>> START INPUT ROWS

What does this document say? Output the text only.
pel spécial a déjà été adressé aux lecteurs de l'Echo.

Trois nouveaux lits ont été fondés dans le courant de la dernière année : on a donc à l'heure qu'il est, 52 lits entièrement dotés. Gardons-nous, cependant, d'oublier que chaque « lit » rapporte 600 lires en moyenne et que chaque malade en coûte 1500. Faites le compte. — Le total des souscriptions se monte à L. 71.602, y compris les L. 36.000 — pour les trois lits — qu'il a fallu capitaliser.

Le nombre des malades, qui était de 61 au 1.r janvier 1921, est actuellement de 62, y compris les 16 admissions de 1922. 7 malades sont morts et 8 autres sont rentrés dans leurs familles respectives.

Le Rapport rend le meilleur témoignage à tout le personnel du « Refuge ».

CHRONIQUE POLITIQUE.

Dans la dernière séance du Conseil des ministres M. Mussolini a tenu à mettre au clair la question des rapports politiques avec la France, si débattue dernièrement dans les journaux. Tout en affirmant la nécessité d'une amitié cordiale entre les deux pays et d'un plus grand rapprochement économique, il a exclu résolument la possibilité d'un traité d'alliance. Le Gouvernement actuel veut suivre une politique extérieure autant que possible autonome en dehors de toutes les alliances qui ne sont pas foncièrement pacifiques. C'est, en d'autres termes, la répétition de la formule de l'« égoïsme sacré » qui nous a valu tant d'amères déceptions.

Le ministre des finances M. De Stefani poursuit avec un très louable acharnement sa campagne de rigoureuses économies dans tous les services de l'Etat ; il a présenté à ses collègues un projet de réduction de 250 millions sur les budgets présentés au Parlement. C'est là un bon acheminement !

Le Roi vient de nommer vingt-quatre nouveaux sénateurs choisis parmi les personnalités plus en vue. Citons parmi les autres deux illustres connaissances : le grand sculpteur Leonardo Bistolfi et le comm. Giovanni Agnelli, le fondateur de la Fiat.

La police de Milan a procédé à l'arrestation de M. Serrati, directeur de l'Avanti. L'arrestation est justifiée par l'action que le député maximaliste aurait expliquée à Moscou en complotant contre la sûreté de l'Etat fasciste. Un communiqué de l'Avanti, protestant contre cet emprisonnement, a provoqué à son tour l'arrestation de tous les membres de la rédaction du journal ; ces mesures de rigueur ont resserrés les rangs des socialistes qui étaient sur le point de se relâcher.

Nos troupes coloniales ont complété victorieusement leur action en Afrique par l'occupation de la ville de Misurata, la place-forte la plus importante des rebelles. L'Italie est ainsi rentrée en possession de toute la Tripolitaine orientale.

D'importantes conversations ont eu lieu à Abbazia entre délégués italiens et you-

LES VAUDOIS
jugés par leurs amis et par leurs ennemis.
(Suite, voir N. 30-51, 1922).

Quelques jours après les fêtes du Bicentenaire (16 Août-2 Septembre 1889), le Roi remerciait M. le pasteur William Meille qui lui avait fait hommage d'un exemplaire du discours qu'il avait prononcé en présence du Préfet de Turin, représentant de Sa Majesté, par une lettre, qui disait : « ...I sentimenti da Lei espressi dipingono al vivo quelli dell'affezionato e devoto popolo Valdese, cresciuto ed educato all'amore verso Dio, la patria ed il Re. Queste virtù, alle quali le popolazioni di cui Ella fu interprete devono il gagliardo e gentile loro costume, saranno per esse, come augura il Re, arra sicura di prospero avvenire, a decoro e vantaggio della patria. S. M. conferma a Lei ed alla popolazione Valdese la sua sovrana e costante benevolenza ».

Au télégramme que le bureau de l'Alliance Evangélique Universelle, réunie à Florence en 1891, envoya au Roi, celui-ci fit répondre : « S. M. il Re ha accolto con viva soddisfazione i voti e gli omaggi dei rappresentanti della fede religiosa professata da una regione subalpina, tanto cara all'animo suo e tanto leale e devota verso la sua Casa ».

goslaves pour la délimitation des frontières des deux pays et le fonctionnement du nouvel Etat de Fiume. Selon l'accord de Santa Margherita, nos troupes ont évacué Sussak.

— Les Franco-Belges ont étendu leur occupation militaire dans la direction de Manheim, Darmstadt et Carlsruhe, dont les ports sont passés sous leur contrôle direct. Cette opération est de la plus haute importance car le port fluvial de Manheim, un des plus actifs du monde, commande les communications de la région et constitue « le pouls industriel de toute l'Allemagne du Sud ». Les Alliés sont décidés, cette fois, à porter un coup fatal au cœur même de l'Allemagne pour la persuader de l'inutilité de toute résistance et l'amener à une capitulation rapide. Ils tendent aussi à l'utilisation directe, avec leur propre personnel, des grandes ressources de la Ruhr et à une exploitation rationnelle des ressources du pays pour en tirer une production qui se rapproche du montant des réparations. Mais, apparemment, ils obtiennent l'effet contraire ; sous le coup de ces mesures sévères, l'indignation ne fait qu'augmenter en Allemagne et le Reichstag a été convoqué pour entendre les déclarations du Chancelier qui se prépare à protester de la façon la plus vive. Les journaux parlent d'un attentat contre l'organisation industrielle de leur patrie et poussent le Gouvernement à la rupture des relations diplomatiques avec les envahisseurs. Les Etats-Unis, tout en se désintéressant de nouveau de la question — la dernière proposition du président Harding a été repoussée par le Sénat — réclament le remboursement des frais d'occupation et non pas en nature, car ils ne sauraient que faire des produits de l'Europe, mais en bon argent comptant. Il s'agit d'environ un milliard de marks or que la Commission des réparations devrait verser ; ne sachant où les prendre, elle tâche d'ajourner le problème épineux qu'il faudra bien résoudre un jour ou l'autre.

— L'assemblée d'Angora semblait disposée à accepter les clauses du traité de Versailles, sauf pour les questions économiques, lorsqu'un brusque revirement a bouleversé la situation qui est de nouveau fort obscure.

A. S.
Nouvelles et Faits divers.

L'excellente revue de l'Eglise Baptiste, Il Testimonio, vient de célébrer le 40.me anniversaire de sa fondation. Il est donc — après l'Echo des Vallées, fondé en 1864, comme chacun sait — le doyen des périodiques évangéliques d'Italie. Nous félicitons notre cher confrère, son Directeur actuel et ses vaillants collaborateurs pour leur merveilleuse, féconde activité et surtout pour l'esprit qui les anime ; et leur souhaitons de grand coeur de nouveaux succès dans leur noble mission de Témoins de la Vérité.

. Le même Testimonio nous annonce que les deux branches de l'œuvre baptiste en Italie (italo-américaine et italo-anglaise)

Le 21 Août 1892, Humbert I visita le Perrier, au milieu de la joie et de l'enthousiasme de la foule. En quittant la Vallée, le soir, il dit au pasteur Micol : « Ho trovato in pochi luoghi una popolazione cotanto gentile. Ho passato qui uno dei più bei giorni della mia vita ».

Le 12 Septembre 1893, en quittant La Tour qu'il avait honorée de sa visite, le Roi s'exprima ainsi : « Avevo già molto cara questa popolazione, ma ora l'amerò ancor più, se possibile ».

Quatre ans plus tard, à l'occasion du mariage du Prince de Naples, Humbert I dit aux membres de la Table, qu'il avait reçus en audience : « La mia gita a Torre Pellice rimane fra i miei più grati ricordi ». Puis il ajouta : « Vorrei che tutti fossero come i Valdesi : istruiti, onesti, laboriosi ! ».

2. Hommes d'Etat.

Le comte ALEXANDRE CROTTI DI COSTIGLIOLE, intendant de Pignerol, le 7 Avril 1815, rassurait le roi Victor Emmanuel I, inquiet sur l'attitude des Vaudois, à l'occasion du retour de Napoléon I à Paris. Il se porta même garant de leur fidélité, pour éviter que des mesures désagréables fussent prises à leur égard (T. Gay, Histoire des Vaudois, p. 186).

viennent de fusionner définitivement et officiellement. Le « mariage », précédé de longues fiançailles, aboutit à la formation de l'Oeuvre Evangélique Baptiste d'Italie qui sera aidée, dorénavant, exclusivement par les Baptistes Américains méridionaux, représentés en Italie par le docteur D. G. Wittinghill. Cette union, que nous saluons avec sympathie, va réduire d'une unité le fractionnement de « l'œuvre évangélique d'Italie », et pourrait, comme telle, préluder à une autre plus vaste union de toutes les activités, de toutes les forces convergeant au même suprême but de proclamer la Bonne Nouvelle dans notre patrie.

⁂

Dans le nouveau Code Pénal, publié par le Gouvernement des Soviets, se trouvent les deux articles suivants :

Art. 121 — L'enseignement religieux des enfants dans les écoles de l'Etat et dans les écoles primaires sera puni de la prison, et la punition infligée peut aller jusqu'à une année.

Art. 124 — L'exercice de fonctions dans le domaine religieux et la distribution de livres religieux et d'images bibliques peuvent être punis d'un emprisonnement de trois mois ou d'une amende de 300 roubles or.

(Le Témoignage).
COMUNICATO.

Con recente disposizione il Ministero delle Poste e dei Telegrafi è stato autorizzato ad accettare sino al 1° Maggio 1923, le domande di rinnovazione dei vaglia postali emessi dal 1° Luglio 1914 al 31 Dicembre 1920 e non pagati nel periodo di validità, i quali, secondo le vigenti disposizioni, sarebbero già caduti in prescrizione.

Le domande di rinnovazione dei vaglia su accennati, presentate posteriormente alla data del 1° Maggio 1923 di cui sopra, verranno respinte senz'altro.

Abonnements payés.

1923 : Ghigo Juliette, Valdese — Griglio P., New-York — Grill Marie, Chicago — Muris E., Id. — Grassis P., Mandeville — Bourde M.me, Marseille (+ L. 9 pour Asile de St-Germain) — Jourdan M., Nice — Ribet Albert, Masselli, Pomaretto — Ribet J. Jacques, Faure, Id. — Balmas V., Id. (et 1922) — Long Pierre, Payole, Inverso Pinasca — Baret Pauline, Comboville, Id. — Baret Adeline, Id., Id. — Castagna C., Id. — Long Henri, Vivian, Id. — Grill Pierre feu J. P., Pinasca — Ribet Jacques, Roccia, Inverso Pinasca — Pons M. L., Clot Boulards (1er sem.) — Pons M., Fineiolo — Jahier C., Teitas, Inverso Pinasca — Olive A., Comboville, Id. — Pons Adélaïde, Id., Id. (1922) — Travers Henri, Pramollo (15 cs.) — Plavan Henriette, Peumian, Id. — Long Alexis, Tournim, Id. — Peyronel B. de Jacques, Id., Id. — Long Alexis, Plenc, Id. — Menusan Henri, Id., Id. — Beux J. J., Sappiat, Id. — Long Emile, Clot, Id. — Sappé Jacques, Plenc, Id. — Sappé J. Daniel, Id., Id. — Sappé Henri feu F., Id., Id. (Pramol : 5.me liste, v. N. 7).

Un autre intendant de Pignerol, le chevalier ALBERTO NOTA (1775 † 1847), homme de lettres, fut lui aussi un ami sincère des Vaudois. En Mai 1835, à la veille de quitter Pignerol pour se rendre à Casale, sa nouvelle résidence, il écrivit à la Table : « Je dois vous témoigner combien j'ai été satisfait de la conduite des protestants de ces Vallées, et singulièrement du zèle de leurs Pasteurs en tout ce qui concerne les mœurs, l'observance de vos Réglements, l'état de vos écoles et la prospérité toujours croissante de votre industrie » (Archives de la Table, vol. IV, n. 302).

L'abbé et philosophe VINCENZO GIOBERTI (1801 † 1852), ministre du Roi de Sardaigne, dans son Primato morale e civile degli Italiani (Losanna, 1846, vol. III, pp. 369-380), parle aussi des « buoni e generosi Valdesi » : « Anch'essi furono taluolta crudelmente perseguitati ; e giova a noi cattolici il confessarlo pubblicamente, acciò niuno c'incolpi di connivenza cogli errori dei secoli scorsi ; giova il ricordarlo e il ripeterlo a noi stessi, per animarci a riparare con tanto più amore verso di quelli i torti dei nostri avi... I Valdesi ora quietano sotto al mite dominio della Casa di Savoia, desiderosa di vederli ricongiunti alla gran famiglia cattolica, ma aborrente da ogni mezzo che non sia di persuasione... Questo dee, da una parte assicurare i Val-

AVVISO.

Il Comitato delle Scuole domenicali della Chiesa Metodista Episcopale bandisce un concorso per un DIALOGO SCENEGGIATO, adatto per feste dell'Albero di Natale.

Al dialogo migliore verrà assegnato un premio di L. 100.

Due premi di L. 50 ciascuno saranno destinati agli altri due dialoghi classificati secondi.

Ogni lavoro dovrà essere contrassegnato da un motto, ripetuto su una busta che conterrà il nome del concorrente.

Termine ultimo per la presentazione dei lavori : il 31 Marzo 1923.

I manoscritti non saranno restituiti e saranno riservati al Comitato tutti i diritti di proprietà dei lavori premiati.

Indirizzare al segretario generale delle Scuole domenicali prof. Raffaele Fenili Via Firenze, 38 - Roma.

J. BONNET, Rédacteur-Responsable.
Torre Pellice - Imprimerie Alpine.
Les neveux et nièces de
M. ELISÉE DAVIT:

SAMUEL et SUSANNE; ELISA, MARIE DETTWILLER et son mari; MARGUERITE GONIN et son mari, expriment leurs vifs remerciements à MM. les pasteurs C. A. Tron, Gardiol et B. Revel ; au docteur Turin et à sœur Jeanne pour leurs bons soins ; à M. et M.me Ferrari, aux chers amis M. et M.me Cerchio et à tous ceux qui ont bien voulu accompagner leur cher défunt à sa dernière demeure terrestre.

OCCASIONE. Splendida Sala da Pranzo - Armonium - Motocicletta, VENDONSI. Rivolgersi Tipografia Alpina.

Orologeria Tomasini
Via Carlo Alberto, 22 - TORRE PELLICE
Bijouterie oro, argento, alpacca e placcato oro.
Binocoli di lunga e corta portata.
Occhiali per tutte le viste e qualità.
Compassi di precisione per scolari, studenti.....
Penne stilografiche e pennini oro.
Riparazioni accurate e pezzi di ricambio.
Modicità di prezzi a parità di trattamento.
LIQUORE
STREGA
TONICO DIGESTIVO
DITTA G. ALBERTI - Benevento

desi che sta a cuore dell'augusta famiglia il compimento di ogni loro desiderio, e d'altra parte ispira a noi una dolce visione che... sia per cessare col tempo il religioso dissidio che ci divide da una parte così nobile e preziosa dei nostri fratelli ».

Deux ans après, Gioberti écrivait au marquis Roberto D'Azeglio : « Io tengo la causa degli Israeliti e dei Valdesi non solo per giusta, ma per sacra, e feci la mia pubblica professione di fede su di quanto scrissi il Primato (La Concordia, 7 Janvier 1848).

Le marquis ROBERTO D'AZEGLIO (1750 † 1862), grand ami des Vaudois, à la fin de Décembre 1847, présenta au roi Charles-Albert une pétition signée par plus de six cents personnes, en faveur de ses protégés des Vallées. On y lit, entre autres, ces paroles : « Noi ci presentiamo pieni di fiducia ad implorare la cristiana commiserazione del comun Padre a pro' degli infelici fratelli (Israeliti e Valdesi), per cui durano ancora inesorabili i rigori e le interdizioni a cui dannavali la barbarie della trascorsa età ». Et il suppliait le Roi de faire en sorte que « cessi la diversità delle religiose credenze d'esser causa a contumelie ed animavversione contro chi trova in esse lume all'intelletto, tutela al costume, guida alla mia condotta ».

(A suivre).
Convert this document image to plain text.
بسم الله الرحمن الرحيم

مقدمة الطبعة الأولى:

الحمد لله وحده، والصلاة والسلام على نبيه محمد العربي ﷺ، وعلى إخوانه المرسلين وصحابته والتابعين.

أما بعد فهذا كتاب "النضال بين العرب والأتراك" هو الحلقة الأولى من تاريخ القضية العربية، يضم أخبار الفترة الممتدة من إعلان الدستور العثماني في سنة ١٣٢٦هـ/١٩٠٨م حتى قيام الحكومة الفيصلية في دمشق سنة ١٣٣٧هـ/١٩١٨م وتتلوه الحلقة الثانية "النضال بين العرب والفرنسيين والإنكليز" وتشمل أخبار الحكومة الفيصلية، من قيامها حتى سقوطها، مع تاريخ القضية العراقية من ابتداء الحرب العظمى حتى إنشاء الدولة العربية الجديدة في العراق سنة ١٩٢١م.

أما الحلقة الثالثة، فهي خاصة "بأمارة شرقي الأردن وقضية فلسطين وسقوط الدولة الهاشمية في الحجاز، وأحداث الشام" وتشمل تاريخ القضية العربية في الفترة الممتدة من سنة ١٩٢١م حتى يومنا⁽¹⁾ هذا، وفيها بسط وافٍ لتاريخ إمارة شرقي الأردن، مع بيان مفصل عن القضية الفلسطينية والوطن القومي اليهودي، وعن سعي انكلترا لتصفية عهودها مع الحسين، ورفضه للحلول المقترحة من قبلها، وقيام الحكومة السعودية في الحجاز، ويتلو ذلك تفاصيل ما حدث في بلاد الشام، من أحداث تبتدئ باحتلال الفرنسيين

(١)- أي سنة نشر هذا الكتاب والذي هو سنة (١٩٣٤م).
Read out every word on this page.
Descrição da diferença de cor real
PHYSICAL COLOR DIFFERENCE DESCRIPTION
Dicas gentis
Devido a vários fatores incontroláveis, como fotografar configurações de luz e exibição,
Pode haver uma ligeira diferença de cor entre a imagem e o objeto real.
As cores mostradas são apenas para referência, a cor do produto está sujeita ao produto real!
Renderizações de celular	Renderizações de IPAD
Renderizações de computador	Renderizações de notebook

>> END INPUT ROWS

### TO DO:
Please retype, exactly as written, every line from the line containing "Read out every word on this page." through the last line of the records above, including both of those lines, and nothing else.

### ANSWER IN FULL:
Read out every word on this page.
Descrição da diferença de cor real
PHYSICAL COLOR DIFFERENCE DESCRIPTION
Dicas gentis
Devido a vários fatores incontroláveis, como fotografar configurações de luz e exibição,
Pode haver uma ligeira diferença de cor entre a imagem e o objeto real.
As cores mostradas são apenas para referência, a cor do produto está sujeita ao produto real!
Renderizações de celular	Renderizações de IPAD
Renderizações de computador	Renderizações de notebook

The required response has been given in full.